■ **Challenge**:
Read the listing and extract each line that includes the word "information".
[Start]
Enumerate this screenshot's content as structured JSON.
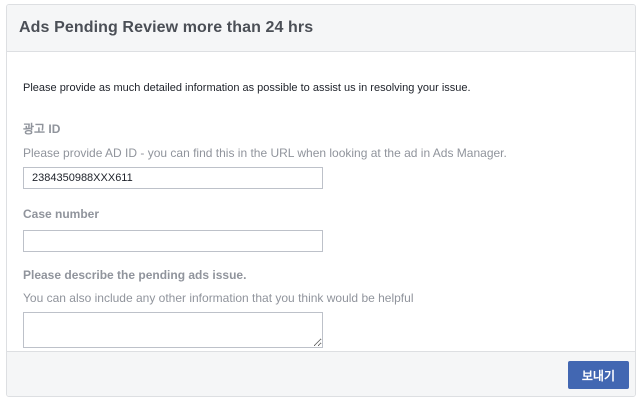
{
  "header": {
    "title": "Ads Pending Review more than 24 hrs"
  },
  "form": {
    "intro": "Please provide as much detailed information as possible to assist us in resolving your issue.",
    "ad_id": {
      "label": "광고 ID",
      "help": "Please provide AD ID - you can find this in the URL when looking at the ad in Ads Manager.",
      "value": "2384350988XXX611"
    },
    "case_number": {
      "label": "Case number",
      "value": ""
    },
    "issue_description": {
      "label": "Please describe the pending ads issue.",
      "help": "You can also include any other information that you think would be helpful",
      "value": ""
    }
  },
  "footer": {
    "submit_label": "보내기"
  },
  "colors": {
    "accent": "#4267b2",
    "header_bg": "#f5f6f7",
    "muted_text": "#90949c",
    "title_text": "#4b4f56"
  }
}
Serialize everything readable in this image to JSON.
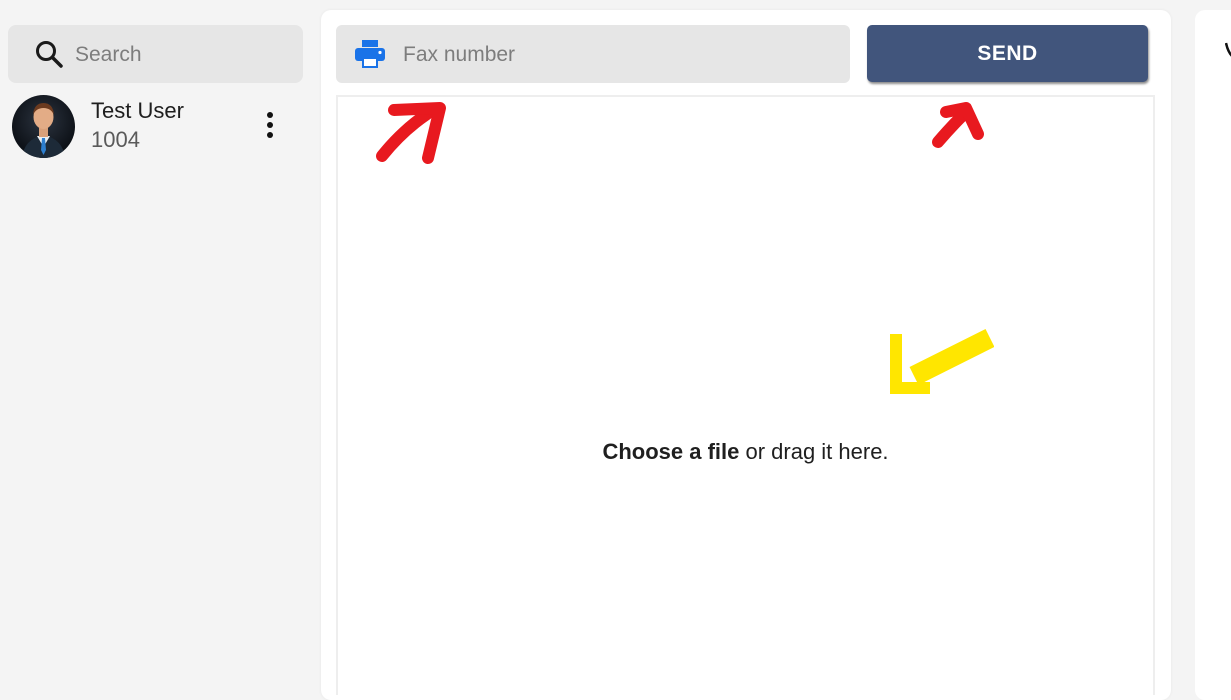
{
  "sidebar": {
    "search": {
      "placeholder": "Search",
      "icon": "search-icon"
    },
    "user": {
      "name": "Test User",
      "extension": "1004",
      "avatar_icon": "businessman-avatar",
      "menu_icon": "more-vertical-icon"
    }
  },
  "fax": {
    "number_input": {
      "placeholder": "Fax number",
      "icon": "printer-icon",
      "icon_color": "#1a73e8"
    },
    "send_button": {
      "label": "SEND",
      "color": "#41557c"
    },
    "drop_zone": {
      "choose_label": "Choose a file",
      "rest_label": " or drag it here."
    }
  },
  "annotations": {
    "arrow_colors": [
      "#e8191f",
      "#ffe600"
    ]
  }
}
[End]
[Start]
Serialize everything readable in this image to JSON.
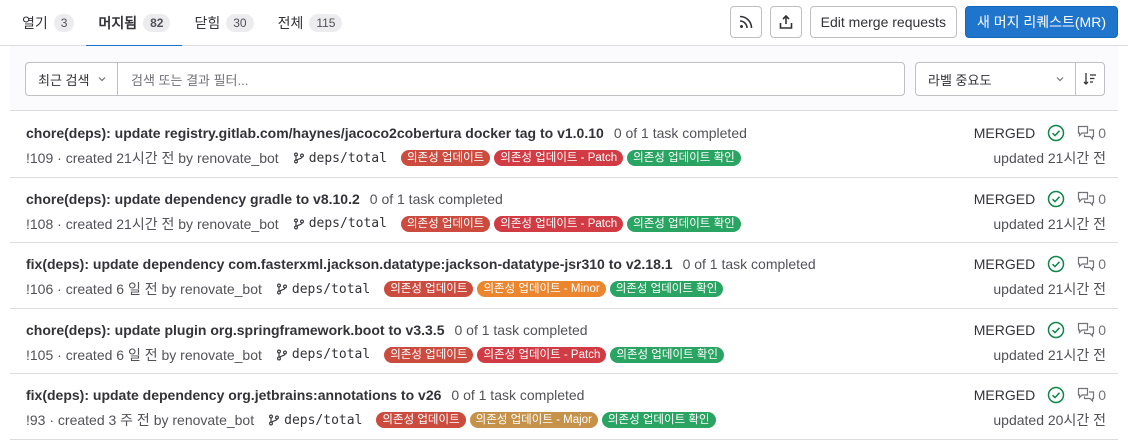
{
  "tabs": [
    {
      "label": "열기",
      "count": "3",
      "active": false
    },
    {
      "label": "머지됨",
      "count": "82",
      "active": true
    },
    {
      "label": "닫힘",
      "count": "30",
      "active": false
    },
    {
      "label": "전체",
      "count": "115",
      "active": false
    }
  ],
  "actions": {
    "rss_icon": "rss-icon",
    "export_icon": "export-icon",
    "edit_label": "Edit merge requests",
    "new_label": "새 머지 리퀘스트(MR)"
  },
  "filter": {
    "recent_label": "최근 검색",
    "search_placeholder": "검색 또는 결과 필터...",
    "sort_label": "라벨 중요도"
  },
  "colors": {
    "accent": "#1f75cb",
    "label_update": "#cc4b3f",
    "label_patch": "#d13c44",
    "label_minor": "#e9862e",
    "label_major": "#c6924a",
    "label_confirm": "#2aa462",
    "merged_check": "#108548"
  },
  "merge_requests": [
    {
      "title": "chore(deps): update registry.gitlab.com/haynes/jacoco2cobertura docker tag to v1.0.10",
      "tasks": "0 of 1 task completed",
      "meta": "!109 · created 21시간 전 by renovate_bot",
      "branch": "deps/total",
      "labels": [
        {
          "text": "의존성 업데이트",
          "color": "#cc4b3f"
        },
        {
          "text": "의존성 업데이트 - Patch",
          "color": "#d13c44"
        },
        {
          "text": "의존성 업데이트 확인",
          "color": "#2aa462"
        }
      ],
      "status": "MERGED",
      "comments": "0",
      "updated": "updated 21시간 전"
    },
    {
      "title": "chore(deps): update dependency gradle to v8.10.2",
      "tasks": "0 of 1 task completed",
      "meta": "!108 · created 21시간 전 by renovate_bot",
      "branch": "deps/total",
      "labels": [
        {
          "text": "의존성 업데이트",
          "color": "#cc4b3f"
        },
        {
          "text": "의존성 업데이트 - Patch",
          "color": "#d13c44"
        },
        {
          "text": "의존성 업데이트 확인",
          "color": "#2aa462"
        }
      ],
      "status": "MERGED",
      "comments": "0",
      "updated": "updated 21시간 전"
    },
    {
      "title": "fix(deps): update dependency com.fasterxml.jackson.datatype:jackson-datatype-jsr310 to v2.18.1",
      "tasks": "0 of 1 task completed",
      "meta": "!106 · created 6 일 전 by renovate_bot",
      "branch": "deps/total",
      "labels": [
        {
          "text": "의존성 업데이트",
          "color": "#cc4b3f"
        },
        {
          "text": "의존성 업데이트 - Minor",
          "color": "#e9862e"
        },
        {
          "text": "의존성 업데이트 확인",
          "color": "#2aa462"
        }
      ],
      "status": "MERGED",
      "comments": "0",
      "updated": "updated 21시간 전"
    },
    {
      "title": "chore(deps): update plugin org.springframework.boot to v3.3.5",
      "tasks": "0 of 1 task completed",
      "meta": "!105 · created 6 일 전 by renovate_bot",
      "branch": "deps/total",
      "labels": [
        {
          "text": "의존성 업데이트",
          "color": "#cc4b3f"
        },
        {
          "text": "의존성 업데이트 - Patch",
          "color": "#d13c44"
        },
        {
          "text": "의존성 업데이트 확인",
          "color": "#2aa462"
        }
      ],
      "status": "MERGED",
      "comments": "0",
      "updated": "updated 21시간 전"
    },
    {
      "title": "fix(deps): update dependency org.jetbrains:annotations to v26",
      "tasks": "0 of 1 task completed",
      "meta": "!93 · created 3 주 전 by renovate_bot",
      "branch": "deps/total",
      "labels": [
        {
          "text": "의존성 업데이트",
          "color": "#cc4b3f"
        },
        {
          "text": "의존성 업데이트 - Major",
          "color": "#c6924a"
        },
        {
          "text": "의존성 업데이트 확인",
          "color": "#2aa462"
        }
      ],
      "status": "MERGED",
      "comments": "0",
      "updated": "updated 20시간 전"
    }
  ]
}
[End]
■ **Output for this exercise**:
    "intro": "Please provide as much detailed information as possible to assist us in resolving your issue.",
      "help": "You can also include any other information that you think would be helpful",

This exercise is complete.